• _What needs to be done_
No images are to be carried over; print all other material exactly as it stands.
———
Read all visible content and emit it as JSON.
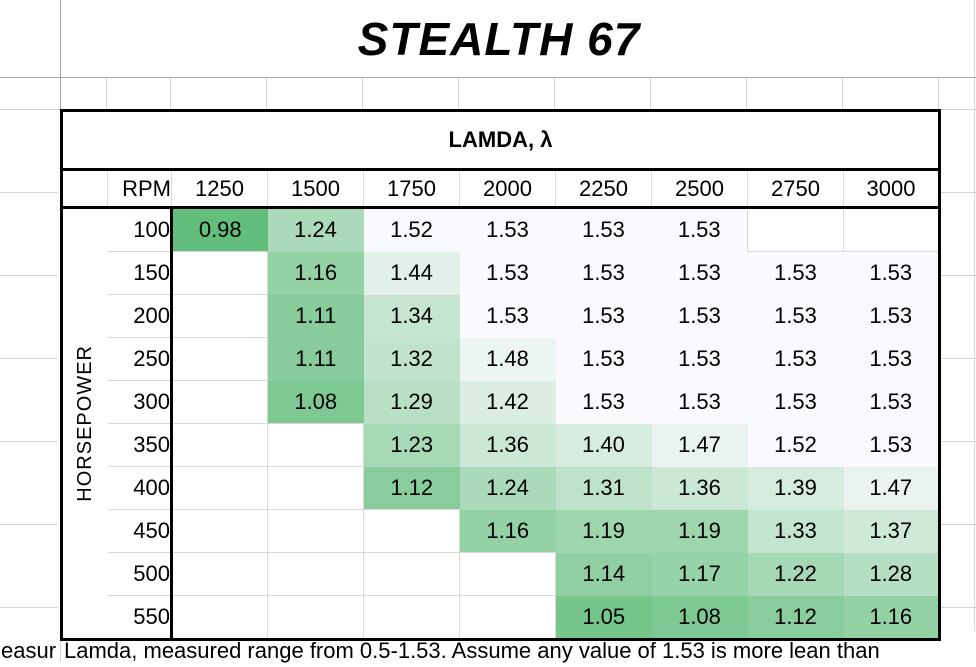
{
  "title": "STEALTH 67",
  "sheet": {
    "header": "LAMDA, λ",
    "row_axis_label": "HORSEPOWER",
    "col_axis_label": "RPM",
    "rpm_columns": [
      "1250",
      "1500",
      "1750",
      "2000",
      "2250",
      "2500",
      "2750",
      "3000"
    ],
    "rows": [
      {
        "hp": "100",
        "values": [
          0.98,
          1.24,
          1.52,
          1.53,
          1.53,
          1.53,
          null,
          null
        ]
      },
      {
        "hp": "150",
        "values": [
          null,
          1.16,
          1.44,
          1.53,
          1.53,
          1.53,
          1.53,
          1.53
        ]
      },
      {
        "hp": "200",
        "values": [
          null,
          1.11,
          1.34,
          1.53,
          1.53,
          1.53,
          1.53,
          1.53
        ]
      },
      {
        "hp": "250",
        "values": [
          null,
          1.11,
          1.32,
          1.48,
          1.53,
          1.53,
          1.53,
          1.53
        ]
      },
      {
        "hp": "300",
        "values": [
          null,
          1.08,
          1.29,
          1.42,
          1.53,
          1.53,
          1.53,
          1.53
        ]
      },
      {
        "hp": "350",
        "values": [
          null,
          null,
          1.23,
          1.36,
          1.4,
          1.47,
          1.52,
          1.53
        ]
      },
      {
        "hp": "400",
        "values": [
          null,
          null,
          1.12,
          1.24,
          1.31,
          1.36,
          1.39,
          1.47
        ]
      },
      {
        "hp": "450",
        "values": [
          null,
          null,
          null,
          1.16,
          1.19,
          1.19,
          1.33,
          1.37
        ]
      },
      {
        "hp": "500",
        "values": [
          null,
          null,
          null,
          null,
          1.14,
          1.17,
          1.22,
          1.28
        ]
      },
      {
        "hp": "550",
        "values": [
          null,
          null,
          null,
          null,
          1.05,
          1.08,
          1.12,
          1.16
        ]
      }
    ],
    "heatmap": {
      "min_value": 0.98,
      "max_value": 1.53,
      "min_color": "#63BE7B",
      "max_color": "#FAFAFE"
    }
  },
  "footer": {
    "clipped_fragment": "easur",
    "note": "Lamda, measured range from 0.5-1.53. Assume any value of 1.53 is more lean than"
  }
}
———
• _Task solution_
Read all visible content and emit it as JSON.
{
  "title": "STEALTH 67",
  "sheet": {
    "header": "LAMDA, λ",
    "row_axis_label": "HORSEPOWER",
    "col_axis_label": "RPM",
    "rpm_columns": [
      "1250",
      "1500",
      "1750",
      "2000",
      "2250",
      "2500",
      "2750",
      "3000"
    ],
    "rows": [
      {
        "hp": "100",
        "values": [
          0.98,
          1.24,
          1.52,
          1.53,
          1.53,
          1.53,
          null,
          null
        ]
      },
      {
        "hp": "150",
        "values": [
          null,
          1.16,
          1.44,
          1.53,
          1.53,
          1.53,
          1.53,
          1.53
        ]
      },
      {
        "hp": "200",
        "values": [
          null,
          1.11,
          1.34,
          1.53,
          1.53,
          1.53,
          1.53,
          1.53
        ]
      },
      {
        "hp": "250",
        "values": [
          null,
          1.11,
          1.32,
          1.48,
          1.53,
          1.53,
          1.53,
          1.53
        ]
      },
      {
        "hp": "300",
        "values": [
          null,
          1.08,
          1.29,
          1.42,
          1.53,
          1.53,
          1.53,
          1.53
        ]
      },
      {
        "hp": "350",
        "values": [
          null,
          null,
          1.23,
          1.36,
          1.4,
          1.47,
          1.52,
          1.53
        ]
      },
      {
        "hp": "400",
        "values": [
          null,
          null,
          1.12,
          1.24,
          1.31,
          1.36,
          1.39,
          1.47
        ]
      },
      {
        "hp": "450",
        "values": [
          null,
          null,
          null,
          1.16,
          1.19,
          1.19,
          1.33,
          1.37
        ]
      },
      {
        "hp": "500",
        "values": [
          null,
          null,
          null,
          null,
          1.14,
          1.17,
          1.22,
          1.28
        ]
      },
      {
        "hp": "550",
        "values": [
          null,
          null,
          null,
          null,
          1.05,
          1.08,
          1.12,
          1.16
        ]
      }
    ],
    "heatmap": {
      "min_value": 0.98,
      "max_value": 1.53,
      "min_color": "#63BE7B",
      "max_color": "#FAFAFE"
    }
  },
  "footer": {
    "clipped_fragment": "easur",
    "note": "Lamda, measured range from 0.5-1.53. Assume any value of 1.53 is more lean than"
  }
}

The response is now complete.